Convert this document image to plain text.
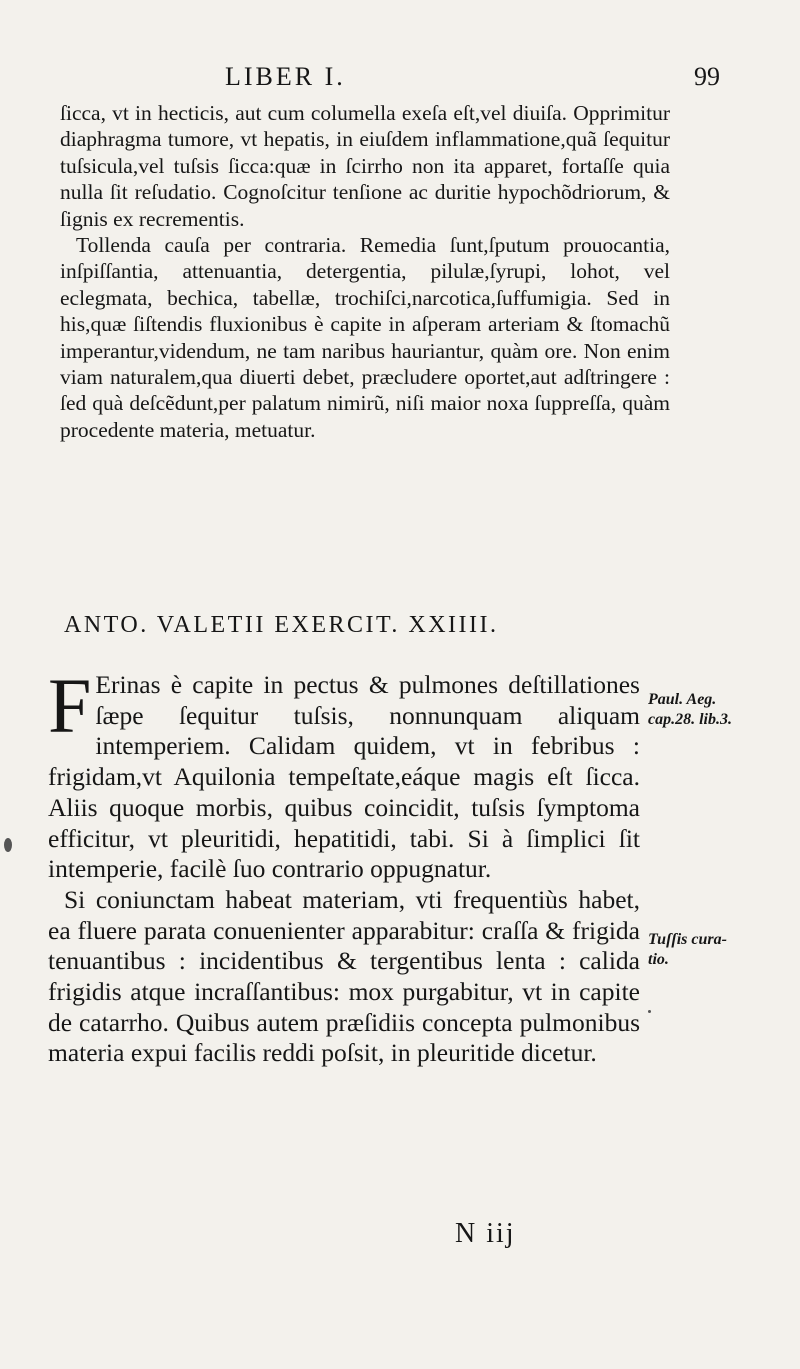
LIBER I.	99

ſicca, vt in hecticis, aut cum columella exeſa eſt,vel diuiſa. Opprimitur diaphragma tumore, vt hepatis, in eiuſdem inflammatione,quã ſequitur tuſsicula,vel tuſsis ſicca:quæ in ſcirrho non ita apparet, fortaſſe quia nulla ſit reſudatio. Cognoſcitur tenſione ac duritie hypochõdriorum, & ſignis ex recrementis.

Tollenda cauſa per contraria. Remedia ſunt,ſputum prouocantia, inſpiſſantia, attenuantia, detergentia, pilulæ,ſyrupi, lohot, vel eclegmata, bechica, tabellæ, trochiſci,narcotica,ſuffumigia. Sed in his,quæ ſiſtendis fluxionibus è capite in aſperam arteriam & ſtomachũ imperantur,videndum, ne tam naribus hauriantur, quàm ore. Non enim viam naturalem,qua diuerti debet, præcludere oportet,aut adſtringere : ſed quà deſcẽdunt,per palatum nimirũ, niſi maior noxa ſuppreſſa, quàm procedente materia, metuatur.

ANTO. VALETII EXERCIT. XXIIII.

F Erinas è capite in pectus & pulmones deſtillationes ſæpe ſequitur tuſsis, nonnunquam aliquam intemperiem. Calidam quidem, vt in febribus : frigidam,vt Aquilonia tempeſtate,eáque magis eſt ſicca. Aliis quoque morbis, quibus coincidit, tuſsis ſymptoma efficitur, vt pleuritidi, hepatitidi, tabi. Si à ſimplici ſit intemperie, facilè ſuo contrario oppugnatur.

Si coniunctam habeat materiam, vti frequentiùs habet, ea fluere parata conuenienter apparabitur: craſſa & frigida tenuantibus : incidentibus & tergentibus lenta : calida frigidis atque incraſſantibus: mox purgabitur, vt in capite de catarrho. Quibus autem præſidiis concepta pulmonibus materia expui facilis reddi poſsit, in pleuritide dicetur.

N iij
Paul. Aeg.
cap.28. lib.3.
Tuſſis cura-
tio.
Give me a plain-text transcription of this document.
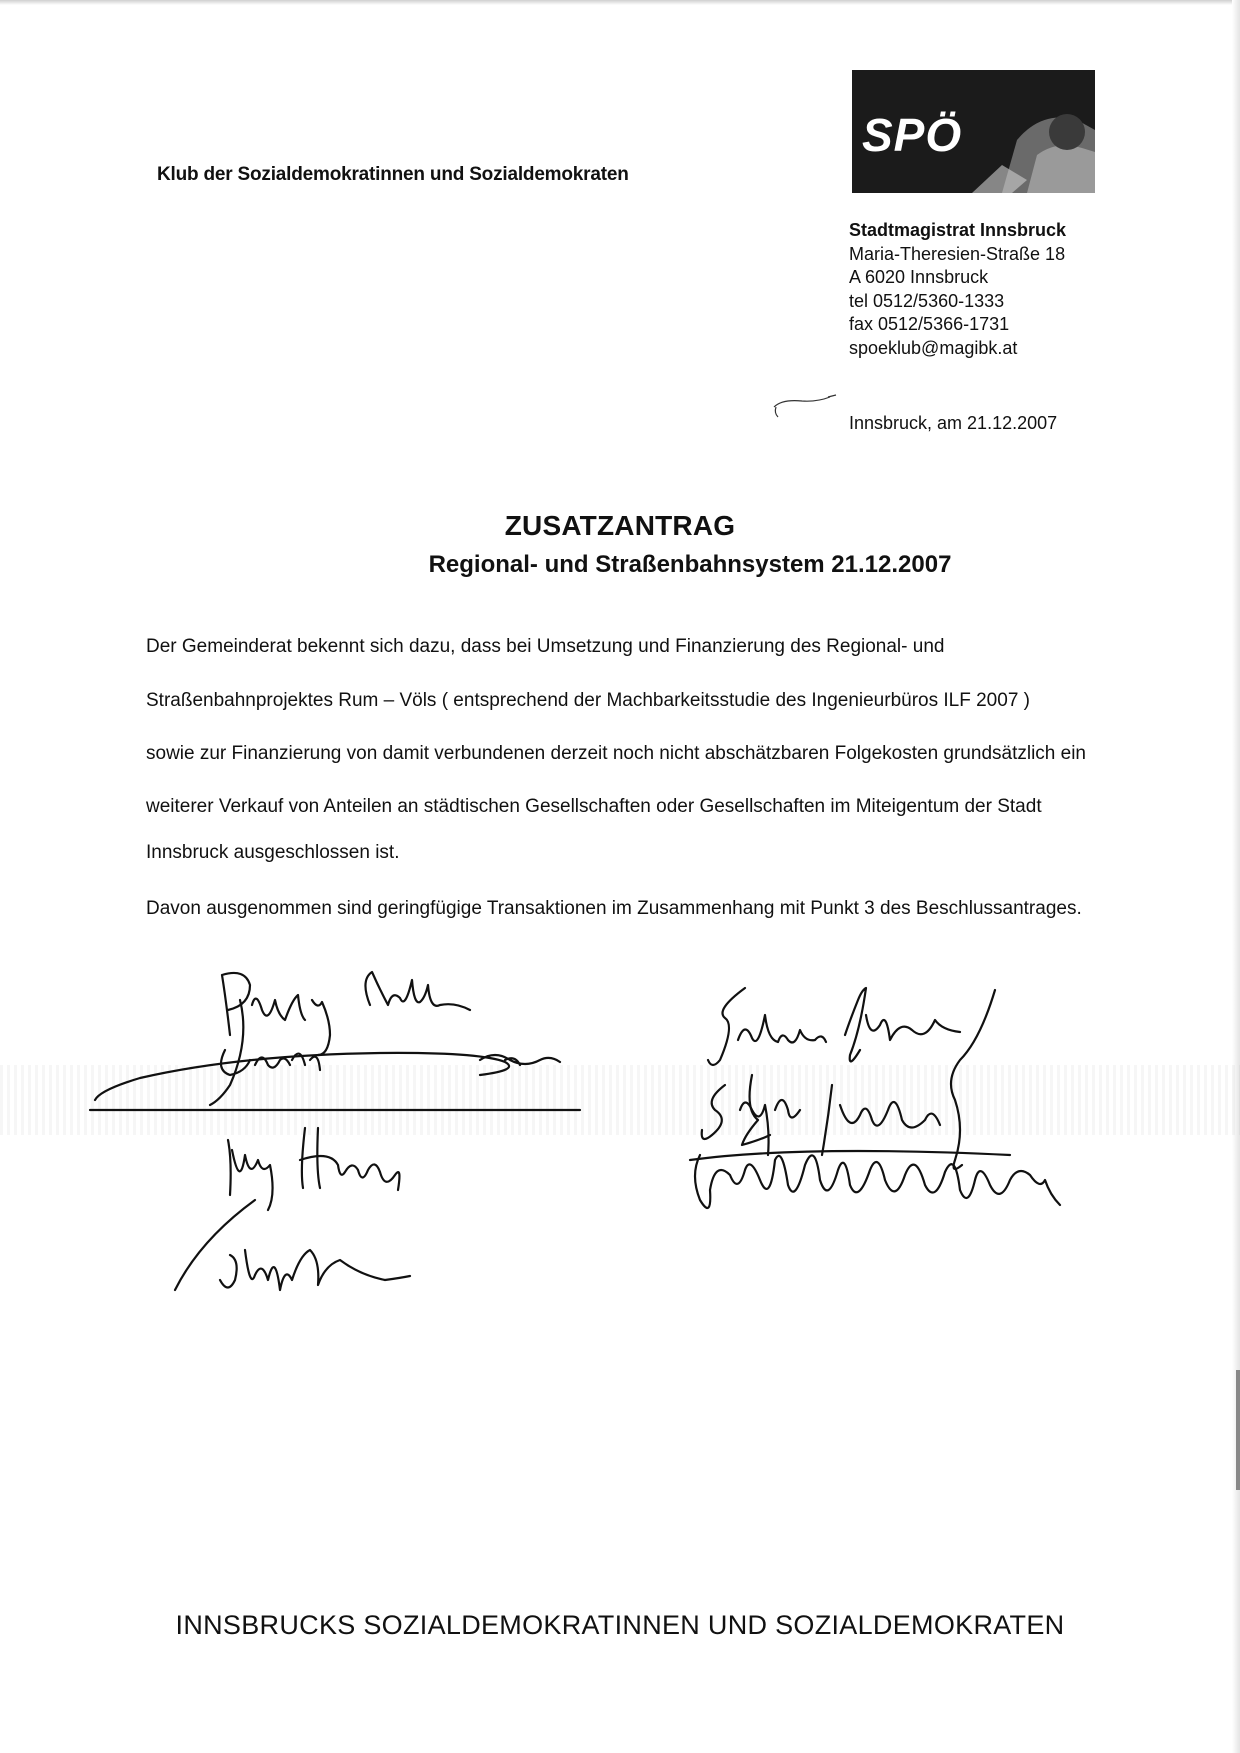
Klub der Sozialdemokratinnen und Sozialdemokraten
SPÖ
Stadtmagistrat Innsbruck
Maria-Theresien-Straße 18
A 6020 Innsbruck
tel 0512/5360-1333
fax 0512/5366-1731
spoeklub@magibk.at
Innsbruck, am 21.12.2007
ZUSATZANTRAG
Regional- und Straßenbahnsystem 21.12.2007
Der Gemeinderat bekennt sich dazu, dass bei Umsetzung und Finanzierung des Regional- und
Straßenbahnprojektes Rum – Völs ( entsprechend der Machbarkeitsstudie des Ingenieurbüros ILF 2007 )
sowie zur Finanzierung von damit verbundenen derzeit noch nicht abschätzbaren Folgekosten grundsätzlich ein
weiterer Verkauf von Anteilen an städtischen Gesellschaften oder Gesellschaften im Miteigentum der Stadt
Innsbruck ausgeschlossen ist.
Davon ausgenommen sind geringfügige Transaktionen im Zusammenhang mit Punkt 3 des Beschlussantrages.
INNSBRUCKS SOZIALDEMOKRATINNEN UND SOZIALDEMOKRATEN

________

§ INSTRUCTIONS TO FOLLOW
Repeat every line of the data above exactly, but drop the pictures.

§ RESULT BELOW
Convert this document image to plain text.
LIBER I.	99

ſicca, vt in hecticis, aut cum columella exeſa eſt,vel diuiſa. Opprimitur diaphragma tumore, vt hepatis, in eiuſdem inflammatione,quã ſequitur tuſsicula,vel tuſsis ſicca:quæ in ſcirrho non ita apparet, fortaſſe quia nulla ſit reſudatio. Cognoſcitur tenſione ac duritie hypochõdriorum, & ſignis ex recrementis.

Tollenda cauſa per contraria. Remedia ſunt,ſputum prouocantia, inſpiſſantia, attenuantia, detergentia, pilulæ,ſyrupi, lohot, vel eclegmata, bechica, tabellæ, trochiſci,narcotica,ſuffumigia. Sed in his,quæ ſiſtendis fluxionibus è capite in aſperam arteriam & ſtomachũ imperantur,videndum, ne tam naribus hauriantur, quàm ore. Non enim viam naturalem,qua diuerti debet, præcludere oportet,aut adſtringere : ſed quà deſcẽdunt,per palatum nimirũ, niſi maior noxa ſuppreſſa, quàm procedente materia, metuatur.

ANTO. VALETII EXERCIT. XXIIII.

F Erinas è capite in pectus & pulmones deſtillationes ſæpe ſequitur tuſsis, nonnunquam aliquam intemperiem. Calidam quidem, vt in febribus : frigidam,vt Aquilonia tempeſtate,eáque magis eſt ſicca. Aliis quoque morbis, quibus coincidit, tuſsis ſymptoma efficitur, vt pleuritidi, hepatitidi, tabi. Si à ſimplici ſit intemperie, facilè ſuo contrario oppugnatur.

Si coniunctam habeat materiam, vti frequentiùs habet, ea fluere parata conuenienter apparabitur: craſſa & frigida tenuantibus : incidentibus & tergentibus lenta : calida frigidis atque incraſſantibus: mox purgabitur, vt in capite de catarrho. Quibus autem præſidiis concepta pulmonibus materia expui facilis reddi poſsit, in pleuritide dicetur.

N iij
Paul. Aeg.
cap.28. lib.3.
Tuſſis cura-
tio.
Give me a plain-text transcription of this document.
Klub der Sozialdemokratinnen und Sozialdemokraten
SPÖ
Stadtmagistrat Innsbruck
Maria-Theresien-Straße 18
A 6020 Innsbruck
tel 0512/5360-1333
fax 0512/5366-1731
spoeklub@magibk.at
Innsbruck, am 21.12.2007
ZUSATZANTRAG
Regional- und Straßenbahnsystem 21.12.2007
Der Gemeinderat bekennt sich dazu, dass bei Umsetzung und Finanzierung des Regional- und
Straßenbahnprojektes Rum – Völs ( entsprechend der Machbarkeitsstudie des Ingenieurbüros ILF 2007 )
sowie zur Finanzierung von damit verbundenen derzeit noch nicht abschätzbaren Folgekosten grundsätzlich ein
weiterer Verkauf von Anteilen an städtischen Gesellschaften oder Gesellschaften im Miteigentum der Stadt
Innsbruck ausgeschlossen ist.
Davon ausgenommen sind geringfügige Transaktionen im Zusammenhang mit Punkt 3 des Beschlussantrages.
INNSBRUCKS SOZIALDEMOKRATINNEN UND SOZIALDEMOKRATEN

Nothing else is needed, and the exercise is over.